» SELECTED PASSAGE
Southern literature with a twist of faithTM
Available for purchase on Amazon, published by TouchPoint Press.
Here’s where to contact me about book club appearances.
A portrait of a family descended from Florida’s Seminole Tribe paints secrets too dangerous to reveal. All sixteen-year-old Rose has is what she carries: a pillowcase of clothes, her boyfriend’s unborn child, and a heart full of shame. In the face of 1952’s strict moral code, Seminole matriarch Ma-Ki Ebbing embraces Rose. Ma-Ki, on the fringe of society, clings to her Native American traditions and secrets surrounding her husband’s murder while her adult children are unraveling.
The Ebbing women band together, marching through a chorus of grit and grind to unite a family once rendered powerless by a people who invaded their land. Will the tragic death of one of her daughters cause Ma-Ki to identify the villain and embrace Rose’s newfound faith?

» MATERIAL SUPPLIED
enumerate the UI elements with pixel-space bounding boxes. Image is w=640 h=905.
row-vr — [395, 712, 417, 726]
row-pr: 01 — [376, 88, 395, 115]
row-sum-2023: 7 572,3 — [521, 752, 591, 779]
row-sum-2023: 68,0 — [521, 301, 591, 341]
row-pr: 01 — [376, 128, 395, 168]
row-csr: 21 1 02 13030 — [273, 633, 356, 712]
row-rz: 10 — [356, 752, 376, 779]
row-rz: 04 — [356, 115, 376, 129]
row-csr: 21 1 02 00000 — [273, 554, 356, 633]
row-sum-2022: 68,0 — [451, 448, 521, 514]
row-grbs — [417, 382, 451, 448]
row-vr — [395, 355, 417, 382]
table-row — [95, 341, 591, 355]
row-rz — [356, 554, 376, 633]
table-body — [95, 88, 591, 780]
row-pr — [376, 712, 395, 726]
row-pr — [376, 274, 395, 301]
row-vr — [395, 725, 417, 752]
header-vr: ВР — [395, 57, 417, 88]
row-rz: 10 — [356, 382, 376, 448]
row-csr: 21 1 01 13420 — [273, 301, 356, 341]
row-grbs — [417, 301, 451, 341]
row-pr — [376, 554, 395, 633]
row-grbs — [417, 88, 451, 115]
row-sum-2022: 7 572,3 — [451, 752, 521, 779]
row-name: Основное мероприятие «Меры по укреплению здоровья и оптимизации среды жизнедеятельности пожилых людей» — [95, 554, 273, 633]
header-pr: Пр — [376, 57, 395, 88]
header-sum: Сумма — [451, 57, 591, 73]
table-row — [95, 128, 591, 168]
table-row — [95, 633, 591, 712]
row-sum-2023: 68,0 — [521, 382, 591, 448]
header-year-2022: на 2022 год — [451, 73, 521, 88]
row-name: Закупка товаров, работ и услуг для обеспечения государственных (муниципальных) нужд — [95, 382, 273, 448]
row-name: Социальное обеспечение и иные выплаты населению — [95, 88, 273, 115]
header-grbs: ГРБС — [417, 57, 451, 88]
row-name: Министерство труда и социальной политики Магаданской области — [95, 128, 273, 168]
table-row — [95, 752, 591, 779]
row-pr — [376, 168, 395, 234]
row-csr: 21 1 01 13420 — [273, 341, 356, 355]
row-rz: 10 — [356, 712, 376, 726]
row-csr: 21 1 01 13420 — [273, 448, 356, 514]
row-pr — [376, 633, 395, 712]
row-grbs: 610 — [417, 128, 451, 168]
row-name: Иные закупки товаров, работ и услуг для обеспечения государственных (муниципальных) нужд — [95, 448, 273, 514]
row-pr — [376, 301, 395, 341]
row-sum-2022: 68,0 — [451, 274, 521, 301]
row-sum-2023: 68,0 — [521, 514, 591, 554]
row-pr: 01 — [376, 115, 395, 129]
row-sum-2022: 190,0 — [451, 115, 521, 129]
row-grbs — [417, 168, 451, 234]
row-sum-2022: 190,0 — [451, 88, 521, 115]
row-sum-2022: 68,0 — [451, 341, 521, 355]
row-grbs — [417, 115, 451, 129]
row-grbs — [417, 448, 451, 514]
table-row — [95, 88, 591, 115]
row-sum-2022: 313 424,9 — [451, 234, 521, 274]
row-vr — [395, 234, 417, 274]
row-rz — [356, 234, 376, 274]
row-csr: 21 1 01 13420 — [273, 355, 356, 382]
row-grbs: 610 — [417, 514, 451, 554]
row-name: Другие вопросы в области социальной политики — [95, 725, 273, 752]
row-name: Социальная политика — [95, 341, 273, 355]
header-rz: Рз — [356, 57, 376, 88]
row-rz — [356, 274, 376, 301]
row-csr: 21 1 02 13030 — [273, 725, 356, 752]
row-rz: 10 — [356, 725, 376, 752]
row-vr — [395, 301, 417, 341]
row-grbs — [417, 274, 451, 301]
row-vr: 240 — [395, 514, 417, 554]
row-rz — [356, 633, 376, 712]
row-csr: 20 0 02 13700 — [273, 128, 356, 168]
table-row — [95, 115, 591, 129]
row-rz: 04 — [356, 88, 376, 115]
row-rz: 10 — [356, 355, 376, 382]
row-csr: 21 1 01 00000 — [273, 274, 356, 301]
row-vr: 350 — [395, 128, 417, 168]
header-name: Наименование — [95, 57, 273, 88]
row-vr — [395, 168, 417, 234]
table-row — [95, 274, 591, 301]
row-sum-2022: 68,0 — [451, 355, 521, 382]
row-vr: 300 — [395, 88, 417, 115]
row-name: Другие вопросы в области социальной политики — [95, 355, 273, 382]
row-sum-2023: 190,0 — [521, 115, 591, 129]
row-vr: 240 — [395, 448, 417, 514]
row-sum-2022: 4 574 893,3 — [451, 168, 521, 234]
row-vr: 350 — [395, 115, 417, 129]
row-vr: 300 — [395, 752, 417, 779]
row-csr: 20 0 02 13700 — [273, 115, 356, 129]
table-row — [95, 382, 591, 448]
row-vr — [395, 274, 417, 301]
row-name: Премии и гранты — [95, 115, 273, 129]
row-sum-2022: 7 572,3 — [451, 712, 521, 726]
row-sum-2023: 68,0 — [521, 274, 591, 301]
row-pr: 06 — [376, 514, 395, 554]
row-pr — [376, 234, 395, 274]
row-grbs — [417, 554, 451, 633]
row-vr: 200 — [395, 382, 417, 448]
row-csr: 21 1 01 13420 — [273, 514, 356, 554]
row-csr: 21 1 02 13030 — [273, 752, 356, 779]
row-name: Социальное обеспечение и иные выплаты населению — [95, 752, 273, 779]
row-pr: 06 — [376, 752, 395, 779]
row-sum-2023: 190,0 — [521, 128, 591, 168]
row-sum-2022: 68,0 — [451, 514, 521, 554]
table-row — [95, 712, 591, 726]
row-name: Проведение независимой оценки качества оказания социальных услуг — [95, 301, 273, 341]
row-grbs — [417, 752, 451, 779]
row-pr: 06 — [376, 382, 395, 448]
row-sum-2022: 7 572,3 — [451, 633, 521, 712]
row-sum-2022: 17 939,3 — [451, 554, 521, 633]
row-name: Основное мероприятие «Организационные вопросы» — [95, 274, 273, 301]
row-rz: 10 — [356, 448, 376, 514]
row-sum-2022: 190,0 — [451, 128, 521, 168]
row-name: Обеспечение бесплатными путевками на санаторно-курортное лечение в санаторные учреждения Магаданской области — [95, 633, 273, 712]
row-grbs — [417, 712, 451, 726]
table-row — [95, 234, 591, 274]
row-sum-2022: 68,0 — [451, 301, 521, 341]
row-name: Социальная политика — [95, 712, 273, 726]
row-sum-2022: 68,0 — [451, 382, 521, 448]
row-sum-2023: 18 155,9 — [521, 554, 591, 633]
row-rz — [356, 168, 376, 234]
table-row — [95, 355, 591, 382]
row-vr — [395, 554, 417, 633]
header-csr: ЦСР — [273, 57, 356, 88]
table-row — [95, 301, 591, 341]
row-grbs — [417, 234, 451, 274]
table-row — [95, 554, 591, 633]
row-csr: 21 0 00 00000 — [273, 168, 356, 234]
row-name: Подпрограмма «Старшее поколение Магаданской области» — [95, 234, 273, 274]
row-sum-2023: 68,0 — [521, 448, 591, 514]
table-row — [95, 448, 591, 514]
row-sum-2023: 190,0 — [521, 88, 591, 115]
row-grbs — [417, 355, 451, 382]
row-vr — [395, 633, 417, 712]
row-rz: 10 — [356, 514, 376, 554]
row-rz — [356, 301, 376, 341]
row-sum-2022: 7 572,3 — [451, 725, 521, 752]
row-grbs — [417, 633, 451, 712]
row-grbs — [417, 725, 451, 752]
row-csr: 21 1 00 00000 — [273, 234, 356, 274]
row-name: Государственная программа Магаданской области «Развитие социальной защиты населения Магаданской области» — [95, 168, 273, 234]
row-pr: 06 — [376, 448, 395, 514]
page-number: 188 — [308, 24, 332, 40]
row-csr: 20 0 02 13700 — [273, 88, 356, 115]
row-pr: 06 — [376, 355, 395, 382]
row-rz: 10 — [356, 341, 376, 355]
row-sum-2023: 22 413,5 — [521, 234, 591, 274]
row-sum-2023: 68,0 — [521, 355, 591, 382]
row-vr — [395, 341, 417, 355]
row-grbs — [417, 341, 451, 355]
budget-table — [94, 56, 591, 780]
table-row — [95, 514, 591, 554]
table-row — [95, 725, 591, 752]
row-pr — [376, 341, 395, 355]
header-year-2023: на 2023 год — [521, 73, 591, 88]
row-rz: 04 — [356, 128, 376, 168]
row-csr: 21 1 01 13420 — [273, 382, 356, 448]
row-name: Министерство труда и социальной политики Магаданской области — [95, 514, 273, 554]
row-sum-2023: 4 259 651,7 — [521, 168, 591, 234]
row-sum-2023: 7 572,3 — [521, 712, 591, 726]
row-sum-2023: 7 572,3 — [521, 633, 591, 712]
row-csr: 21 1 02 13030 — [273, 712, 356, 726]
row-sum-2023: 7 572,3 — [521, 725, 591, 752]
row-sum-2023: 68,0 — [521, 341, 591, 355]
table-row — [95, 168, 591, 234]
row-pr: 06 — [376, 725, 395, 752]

» EXERCISE
Transcribe the stretch of the book description from "Here’s where to" through "children are unraveling." word for word.

» TASK SOLUTION
Here’s where to contact me about book club appearances.
A portrait of a family descended from Florida’s Seminole Tribe paints secrets too dangerous to reveal. All sixteen-year-old Rose has is what she carries: a pillowcase of clothes, her boyfriend’s unborn child, and a heart full of shame. In the face of 1952’s strict moral code, Seminole matriarch Ma-Ki Ebbing embraces Rose. Ma-Ki, on the fringe of society, clings to her Native American traditions and secrets surrounding her husband’s murder while her adult children are unraveling.